* **Work instructions**
Would you return all of this data exactly, leaving nothing out?

* **Data for processing**
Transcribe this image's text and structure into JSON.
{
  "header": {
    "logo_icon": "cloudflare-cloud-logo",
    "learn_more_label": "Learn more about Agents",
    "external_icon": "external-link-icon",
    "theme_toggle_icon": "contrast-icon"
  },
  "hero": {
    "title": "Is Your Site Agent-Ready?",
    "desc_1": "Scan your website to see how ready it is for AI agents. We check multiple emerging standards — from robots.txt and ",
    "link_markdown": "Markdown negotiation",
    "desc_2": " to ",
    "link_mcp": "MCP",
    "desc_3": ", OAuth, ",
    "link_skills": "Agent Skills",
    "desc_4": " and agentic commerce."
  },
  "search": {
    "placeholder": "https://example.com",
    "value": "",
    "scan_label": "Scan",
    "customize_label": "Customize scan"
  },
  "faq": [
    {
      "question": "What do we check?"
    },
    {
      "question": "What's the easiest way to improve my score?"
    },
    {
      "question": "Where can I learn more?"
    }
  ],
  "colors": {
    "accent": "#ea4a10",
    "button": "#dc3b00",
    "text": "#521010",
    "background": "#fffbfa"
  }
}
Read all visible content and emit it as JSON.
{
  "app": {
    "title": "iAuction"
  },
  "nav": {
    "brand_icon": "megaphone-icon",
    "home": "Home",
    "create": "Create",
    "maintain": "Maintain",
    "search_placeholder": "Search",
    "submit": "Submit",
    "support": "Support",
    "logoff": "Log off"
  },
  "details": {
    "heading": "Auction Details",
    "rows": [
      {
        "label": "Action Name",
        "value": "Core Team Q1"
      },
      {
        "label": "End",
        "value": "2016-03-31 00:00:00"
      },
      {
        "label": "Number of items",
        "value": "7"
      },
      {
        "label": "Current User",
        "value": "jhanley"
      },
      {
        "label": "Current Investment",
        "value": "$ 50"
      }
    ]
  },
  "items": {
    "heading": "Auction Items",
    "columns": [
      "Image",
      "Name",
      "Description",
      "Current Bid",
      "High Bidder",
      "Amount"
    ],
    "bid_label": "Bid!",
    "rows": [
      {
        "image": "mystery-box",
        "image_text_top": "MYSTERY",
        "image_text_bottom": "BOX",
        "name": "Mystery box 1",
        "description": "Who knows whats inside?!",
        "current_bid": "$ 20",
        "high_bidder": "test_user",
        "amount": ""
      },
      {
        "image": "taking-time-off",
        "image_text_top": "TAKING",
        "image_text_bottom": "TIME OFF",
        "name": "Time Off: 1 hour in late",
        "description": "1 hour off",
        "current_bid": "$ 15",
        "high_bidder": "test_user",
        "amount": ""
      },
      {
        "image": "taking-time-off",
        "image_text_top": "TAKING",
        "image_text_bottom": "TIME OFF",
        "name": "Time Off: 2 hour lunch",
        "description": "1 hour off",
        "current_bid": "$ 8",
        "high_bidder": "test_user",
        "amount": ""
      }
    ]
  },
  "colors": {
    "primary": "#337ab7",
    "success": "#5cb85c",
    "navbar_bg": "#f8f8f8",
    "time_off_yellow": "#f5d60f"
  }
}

* **Answer to the problem**
Transcribe this image's text and structure into JSON.
{
  "header": {
    "logo_icon": "cloudflare-cloud-logo",
    "learn_more_label": "Learn more about Agents",
    "external_icon": "external-link-icon",
    "theme_toggle_icon": "contrast-icon"
  },
  "hero": {
    "title": "Is Your Site Agent-Ready?",
    "desc_1": "Scan your website to see how ready it is for AI agents. We check multiple emerging standards — from robots.txt and ",
    "link_markdown": "Markdown negotiation",
    "desc_2": " to ",
    "link_mcp": "MCP",
    "desc_3": ", OAuth, ",
    "link_skills": "Agent Skills",
    "desc_4": " and agentic commerce."
  },
  "search": {
    "placeholder": "https://example.com",
    "value": "",
    "scan_label": "Scan",
    "customize_label": "Customize scan"
  },
  "faq": [
    {
      "question": "What do we check?"
    },
    {
      "question": "What's the easiest way to improve my score?"
    },
    {
      "question": "Where can I learn more?"
    }
  ],
  "colors": {
    "accent": "#ea4a10",
    "button": "#dc3b00",
    "text": "#521010",
    "background": "#fffbfa"
  }
}
Read all visible content and emit it as JSON.
{
  "app": {
    "title": "iAuction"
  },
  "nav": {
    "brand_icon": "megaphone-icon",
    "home": "Home",
    "create": "Create",
    "maintain": "Maintain",
    "search_placeholder": "Search",
    "submit": "Submit",
    "support": "Support",
    "logoff": "Log off"
  },
  "details": {
    "heading": "Auction Details",
    "rows": [
      {
        "label": "Action Name",
        "value": "Core Team Q1"
      },
      {
        "label": "End",
        "value": "2016-03-31 00:00:00"
      },
      {
        "label": "Number of items",
        "value": "7"
      },
      {
        "label": "Current User",
        "value": "jhanley"
      },
      {
        "label": "Current Investment",
        "value": "$ 50"
      }
    ]
  },
  "items": {
    "heading": "Auction Items",
    "columns": [
      "Image",
      "Name",
      "Description",
      "Current Bid",
      "High Bidder",
      "Amount"
    ],
    "bid_label": "Bid!",
    "rows": [
      {
        "image": "mystery-box",
        "image_text_top": "MYSTERY",
        "image_text_bottom": "BOX",
        "name": "Mystery box 1",
        "description": "Who knows whats inside?!",
        "current_bid": "$ 20",
        "high_bidder": "test_user",
        "amount": ""
      },
      {
        "image": "taking-time-off",
        "image_text_top": "TAKING",
        "image_text_bottom": "TIME OFF",
        "name": "Time Off: 1 hour in late",
        "description": "1 hour off",
        "current_bid": "$ 15",
        "high_bidder": "test_user",
        "amount": ""
      },
      {
        "image": "taking-time-off",
        "image_text_top": "TAKING",
        "image_text_bottom": "TIME OFF",
        "name": "Time Off: 2 hour lunch",
        "description": "1 hour off",
        "current_bid": "$ 8",
        "high_bidder": "test_user",
        "amount": ""
      }
    ]
  },
  "colors": {
    "primary": "#337ab7",
    "success": "#5cb85c",
    "navbar_bg": "#f8f8f8",
    "time_off_yellow": "#f5d60f"
  }
}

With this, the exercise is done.